- [Required work]: Word for word, copy all the data and drop the pictures.

[Data entries]
— Start —

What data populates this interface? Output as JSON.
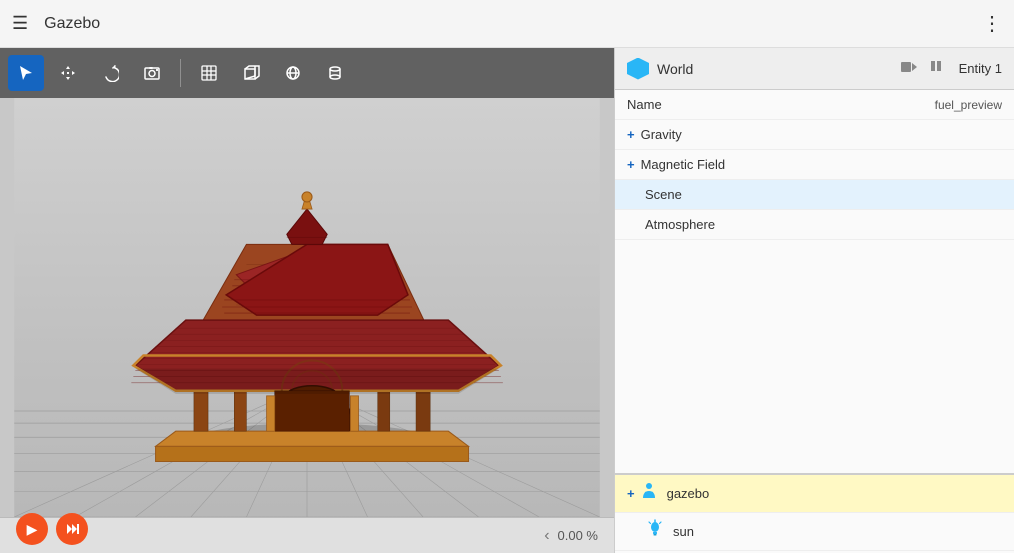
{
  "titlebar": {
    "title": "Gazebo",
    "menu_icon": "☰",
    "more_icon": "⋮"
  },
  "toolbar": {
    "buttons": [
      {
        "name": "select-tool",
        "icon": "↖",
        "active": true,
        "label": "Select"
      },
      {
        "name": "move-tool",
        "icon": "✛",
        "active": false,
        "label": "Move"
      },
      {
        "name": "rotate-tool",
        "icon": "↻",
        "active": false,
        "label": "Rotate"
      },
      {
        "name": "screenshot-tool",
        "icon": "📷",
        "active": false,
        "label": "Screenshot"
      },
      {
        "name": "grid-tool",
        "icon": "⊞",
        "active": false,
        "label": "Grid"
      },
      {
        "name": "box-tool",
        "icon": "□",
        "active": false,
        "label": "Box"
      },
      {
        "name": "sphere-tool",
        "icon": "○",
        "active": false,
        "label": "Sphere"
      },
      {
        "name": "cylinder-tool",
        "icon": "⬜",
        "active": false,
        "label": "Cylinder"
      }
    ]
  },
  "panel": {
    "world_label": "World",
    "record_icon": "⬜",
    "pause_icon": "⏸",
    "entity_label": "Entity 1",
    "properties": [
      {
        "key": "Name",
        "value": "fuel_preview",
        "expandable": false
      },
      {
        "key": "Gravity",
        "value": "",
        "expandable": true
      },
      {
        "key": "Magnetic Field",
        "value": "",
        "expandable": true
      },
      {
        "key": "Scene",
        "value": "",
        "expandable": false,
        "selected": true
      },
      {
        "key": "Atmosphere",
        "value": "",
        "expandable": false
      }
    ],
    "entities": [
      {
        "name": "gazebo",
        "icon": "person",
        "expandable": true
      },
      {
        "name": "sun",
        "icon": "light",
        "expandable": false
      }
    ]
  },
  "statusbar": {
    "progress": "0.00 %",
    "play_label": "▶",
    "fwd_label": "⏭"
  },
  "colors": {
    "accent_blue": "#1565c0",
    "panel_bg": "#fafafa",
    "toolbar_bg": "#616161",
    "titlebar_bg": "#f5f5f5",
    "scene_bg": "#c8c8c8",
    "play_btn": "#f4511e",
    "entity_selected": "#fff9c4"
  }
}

— End —

- [Completed exercise]:
What data populates this interface? Output as JSON.
{
  "titlebar": {
    "title": "Gazebo",
    "menu_icon": "☰",
    "more_icon": "⋮"
  },
  "toolbar": {
    "buttons": [
      {
        "name": "select-tool",
        "icon": "↖",
        "active": true,
        "label": "Select"
      },
      {
        "name": "move-tool",
        "icon": "✛",
        "active": false,
        "label": "Move"
      },
      {
        "name": "rotate-tool",
        "icon": "↻",
        "active": false,
        "label": "Rotate"
      },
      {
        "name": "screenshot-tool",
        "icon": "📷",
        "active": false,
        "label": "Screenshot"
      },
      {
        "name": "grid-tool",
        "icon": "⊞",
        "active": false,
        "label": "Grid"
      },
      {
        "name": "box-tool",
        "icon": "□",
        "active": false,
        "label": "Box"
      },
      {
        "name": "sphere-tool",
        "icon": "○",
        "active": false,
        "label": "Sphere"
      },
      {
        "name": "cylinder-tool",
        "icon": "⬜",
        "active": false,
        "label": "Cylinder"
      }
    ]
  },
  "panel": {
    "world_label": "World",
    "record_icon": "⬜",
    "pause_icon": "⏸",
    "entity_label": "Entity 1",
    "properties": [
      {
        "key": "Name",
        "value": "fuel_preview",
        "expandable": false
      },
      {
        "key": "Gravity",
        "value": "",
        "expandable": true
      },
      {
        "key": "Magnetic Field",
        "value": "",
        "expandable": true
      },
      {
        "key": "Scene",
        "value": "",
        "expandable": false,
        "selected": true
      },
      {
        "key": "Atmosphere",
        "value": "",
        "expandable": false
      }
    ],
    "entities": [
      {
        "name": "gazebo",
        "icon": "person",
        "expandable": true
      },
      {
        "name": "sun",
        "icon": "light",
        "expandable": false
      }
    ]
  },
  "statusbar": {
    "progress": "0.00 %",
    "play_label": "▶",
    "fwd_label": "⏭"
  },
  "colors": {
    "accent_blue": "#1565c0",
    "panel_bg": "#fafafa",
    "toolbar_bg": "#616161",
    "titlebar_bg": "#f5f5f5",
    "scene_bg": "#c8c8c8",
    "play_btn": "#f4511e",
    "entity_selected": "#fff9c4"
  }
}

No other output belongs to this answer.